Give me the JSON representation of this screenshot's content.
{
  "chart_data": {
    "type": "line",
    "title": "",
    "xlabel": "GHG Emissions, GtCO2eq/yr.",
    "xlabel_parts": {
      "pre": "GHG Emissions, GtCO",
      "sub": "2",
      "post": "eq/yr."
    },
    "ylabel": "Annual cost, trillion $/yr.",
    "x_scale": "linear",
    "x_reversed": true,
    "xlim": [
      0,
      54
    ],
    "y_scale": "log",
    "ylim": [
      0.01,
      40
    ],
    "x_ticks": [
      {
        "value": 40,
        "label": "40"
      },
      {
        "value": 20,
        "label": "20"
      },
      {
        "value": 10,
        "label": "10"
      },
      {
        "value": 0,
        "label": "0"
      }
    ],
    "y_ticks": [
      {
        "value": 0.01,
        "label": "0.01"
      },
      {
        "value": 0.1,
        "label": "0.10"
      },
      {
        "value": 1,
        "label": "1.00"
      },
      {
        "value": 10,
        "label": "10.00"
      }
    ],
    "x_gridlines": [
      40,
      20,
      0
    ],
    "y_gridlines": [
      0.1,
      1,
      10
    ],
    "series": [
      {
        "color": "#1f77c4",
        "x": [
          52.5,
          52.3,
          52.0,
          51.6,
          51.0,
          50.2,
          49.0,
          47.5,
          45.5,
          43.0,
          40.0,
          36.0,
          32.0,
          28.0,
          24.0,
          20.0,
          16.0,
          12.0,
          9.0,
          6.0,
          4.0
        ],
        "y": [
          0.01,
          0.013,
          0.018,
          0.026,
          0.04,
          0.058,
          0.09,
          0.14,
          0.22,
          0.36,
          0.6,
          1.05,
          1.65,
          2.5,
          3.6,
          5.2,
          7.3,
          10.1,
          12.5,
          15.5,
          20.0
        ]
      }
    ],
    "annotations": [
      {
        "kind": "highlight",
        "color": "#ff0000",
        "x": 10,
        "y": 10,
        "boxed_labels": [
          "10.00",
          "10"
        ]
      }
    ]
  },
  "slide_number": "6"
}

■ Stated problem:
Gather each line that holds "value".

■ Response:
        "value": 40,
        "value": 20,
        "value": 10,
        "value": 0,
        "value": 0.01,
        "value": 0.1,
        "value": 1,
        "value": 10,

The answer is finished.